**EXERCISE PROMPT**. Only the number is wanted: how many lines contain the string "Disoccupati"?

--- Begin ---

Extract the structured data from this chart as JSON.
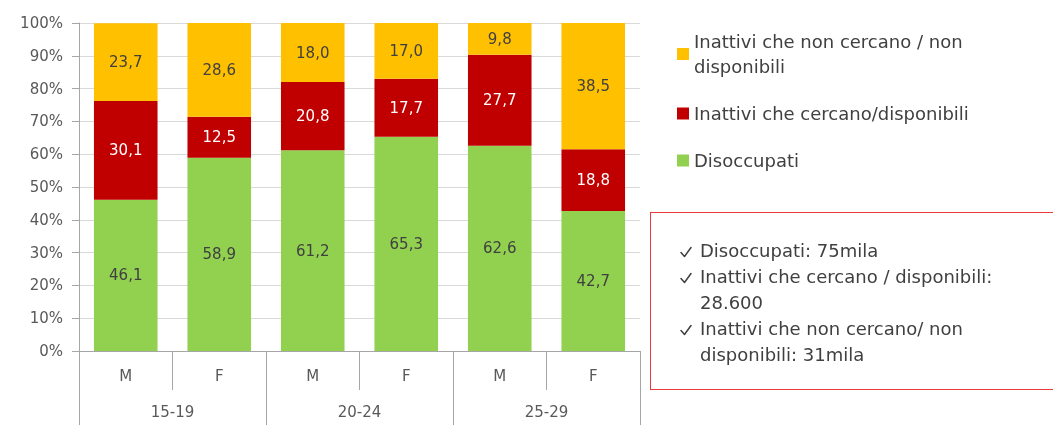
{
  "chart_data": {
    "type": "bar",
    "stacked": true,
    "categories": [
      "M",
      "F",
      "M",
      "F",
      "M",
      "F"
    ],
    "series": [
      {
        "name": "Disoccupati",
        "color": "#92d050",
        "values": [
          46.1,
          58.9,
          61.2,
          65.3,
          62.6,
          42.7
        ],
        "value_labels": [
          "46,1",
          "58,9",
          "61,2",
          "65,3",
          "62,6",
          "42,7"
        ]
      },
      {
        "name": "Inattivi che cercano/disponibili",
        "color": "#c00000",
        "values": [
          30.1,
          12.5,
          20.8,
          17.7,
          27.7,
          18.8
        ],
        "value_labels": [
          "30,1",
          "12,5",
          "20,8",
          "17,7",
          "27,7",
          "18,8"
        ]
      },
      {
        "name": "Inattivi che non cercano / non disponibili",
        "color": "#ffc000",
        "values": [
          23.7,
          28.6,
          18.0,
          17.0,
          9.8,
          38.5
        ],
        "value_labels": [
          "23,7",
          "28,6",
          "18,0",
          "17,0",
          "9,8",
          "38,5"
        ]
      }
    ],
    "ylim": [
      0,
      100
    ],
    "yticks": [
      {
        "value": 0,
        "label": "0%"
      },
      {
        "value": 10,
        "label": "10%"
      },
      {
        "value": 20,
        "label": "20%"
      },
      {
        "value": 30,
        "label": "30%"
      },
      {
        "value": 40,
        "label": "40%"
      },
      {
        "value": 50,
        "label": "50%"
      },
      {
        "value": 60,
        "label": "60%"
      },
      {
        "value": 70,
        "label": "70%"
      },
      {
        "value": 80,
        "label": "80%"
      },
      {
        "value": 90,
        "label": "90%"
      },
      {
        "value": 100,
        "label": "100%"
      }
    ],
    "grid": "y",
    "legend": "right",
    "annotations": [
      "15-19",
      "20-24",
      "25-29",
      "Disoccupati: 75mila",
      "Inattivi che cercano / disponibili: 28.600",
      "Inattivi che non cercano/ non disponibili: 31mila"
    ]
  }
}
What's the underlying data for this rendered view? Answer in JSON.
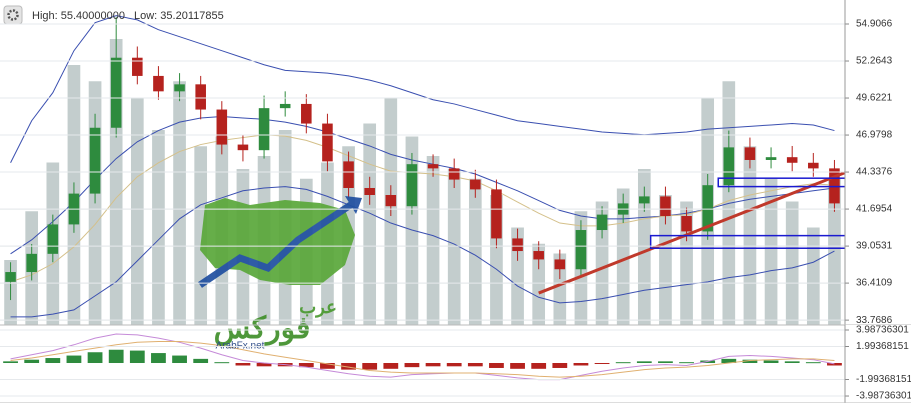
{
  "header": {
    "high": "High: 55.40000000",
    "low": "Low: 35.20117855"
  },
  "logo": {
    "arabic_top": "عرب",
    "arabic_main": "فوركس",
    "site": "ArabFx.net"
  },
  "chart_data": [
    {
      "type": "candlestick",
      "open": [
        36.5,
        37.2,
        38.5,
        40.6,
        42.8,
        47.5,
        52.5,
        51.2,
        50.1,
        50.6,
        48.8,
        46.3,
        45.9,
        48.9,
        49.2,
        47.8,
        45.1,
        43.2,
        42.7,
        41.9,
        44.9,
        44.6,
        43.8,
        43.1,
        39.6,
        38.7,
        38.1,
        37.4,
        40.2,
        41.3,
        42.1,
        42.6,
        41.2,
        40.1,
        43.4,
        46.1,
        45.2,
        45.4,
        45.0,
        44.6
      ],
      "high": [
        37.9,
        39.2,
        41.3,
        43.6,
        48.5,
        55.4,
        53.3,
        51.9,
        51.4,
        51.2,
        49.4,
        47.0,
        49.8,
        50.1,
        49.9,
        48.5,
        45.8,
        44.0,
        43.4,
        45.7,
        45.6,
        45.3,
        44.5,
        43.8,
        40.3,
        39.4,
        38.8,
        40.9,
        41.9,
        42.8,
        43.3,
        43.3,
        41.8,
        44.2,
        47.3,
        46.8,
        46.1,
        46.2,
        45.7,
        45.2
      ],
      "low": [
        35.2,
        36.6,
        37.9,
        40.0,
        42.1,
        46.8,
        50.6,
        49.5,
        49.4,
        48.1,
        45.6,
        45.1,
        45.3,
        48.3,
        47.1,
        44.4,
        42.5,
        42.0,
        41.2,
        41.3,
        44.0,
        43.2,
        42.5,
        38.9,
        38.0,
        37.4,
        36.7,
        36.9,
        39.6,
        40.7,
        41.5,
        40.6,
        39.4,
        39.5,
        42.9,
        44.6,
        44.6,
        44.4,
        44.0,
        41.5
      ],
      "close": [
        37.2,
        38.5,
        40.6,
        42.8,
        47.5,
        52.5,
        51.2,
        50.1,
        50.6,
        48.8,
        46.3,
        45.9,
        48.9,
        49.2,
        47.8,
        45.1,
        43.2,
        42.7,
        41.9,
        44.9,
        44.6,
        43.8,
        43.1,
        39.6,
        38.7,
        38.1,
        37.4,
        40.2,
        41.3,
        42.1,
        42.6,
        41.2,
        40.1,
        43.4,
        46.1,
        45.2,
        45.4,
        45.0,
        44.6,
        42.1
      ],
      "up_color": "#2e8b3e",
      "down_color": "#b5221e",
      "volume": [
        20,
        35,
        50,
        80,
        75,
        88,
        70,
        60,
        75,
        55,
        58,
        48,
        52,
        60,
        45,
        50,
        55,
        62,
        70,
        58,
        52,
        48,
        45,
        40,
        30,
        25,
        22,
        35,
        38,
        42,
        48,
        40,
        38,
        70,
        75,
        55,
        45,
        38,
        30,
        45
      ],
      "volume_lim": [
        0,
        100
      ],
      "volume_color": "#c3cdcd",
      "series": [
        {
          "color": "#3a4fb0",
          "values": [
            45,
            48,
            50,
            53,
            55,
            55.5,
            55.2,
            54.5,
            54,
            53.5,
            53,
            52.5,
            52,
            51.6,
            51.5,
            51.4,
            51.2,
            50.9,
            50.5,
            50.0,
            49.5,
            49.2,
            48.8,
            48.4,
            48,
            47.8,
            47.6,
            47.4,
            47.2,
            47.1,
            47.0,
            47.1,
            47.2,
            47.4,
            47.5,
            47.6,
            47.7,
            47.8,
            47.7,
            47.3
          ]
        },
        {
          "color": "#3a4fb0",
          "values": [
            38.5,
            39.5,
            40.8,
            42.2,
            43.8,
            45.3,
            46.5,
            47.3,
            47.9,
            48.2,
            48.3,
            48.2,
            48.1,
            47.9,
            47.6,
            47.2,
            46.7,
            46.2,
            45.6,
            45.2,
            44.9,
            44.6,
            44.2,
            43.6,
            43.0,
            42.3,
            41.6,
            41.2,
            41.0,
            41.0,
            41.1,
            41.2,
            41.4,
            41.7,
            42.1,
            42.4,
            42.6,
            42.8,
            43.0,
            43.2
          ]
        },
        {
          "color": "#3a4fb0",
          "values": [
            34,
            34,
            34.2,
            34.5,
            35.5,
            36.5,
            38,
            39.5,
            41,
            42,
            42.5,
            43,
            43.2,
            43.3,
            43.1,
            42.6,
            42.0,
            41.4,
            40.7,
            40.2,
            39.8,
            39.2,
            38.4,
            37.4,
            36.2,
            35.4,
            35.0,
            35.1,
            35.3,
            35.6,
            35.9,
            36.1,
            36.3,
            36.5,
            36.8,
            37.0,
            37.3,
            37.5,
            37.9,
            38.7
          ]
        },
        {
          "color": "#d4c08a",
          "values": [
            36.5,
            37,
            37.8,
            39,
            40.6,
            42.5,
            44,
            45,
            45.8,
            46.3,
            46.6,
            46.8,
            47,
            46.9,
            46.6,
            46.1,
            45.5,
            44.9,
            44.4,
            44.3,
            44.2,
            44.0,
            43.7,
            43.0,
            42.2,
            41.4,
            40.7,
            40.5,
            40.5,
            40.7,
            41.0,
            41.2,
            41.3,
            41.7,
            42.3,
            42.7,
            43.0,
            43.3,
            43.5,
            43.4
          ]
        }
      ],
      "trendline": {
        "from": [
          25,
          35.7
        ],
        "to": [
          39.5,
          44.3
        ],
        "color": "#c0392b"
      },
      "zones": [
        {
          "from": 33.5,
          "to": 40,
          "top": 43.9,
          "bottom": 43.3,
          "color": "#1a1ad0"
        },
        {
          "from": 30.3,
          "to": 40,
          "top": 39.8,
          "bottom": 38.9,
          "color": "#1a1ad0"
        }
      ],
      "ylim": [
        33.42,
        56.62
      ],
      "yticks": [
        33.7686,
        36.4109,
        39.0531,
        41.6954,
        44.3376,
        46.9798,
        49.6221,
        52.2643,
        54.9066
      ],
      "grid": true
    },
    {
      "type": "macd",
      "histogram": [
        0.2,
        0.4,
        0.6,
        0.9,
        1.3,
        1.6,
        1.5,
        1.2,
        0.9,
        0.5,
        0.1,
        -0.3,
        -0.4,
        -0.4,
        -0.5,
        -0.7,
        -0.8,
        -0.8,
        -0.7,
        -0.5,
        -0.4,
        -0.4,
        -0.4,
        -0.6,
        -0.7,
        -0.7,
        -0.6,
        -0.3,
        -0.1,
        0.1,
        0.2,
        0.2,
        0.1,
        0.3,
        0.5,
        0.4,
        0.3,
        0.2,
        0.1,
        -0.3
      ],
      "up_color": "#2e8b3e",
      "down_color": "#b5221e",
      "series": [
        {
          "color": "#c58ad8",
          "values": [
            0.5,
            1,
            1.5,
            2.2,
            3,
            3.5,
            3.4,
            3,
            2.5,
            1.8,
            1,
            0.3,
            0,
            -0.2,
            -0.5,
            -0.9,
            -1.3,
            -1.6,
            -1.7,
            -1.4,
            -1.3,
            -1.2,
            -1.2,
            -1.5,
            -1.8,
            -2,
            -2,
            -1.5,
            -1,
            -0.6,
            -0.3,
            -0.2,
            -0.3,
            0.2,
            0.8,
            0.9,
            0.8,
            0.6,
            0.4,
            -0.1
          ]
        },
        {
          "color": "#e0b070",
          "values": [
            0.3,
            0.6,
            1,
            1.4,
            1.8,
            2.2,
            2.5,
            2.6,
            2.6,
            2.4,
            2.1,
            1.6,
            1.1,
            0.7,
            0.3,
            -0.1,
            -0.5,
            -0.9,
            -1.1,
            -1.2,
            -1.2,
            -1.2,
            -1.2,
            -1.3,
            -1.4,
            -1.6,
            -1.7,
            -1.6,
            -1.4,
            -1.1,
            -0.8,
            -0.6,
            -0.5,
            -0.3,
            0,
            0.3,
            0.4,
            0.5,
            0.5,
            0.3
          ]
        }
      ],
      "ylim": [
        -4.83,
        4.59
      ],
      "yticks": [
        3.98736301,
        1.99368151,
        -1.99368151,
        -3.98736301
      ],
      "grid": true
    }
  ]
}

--- End ---

**FINAL ANSWER**. 2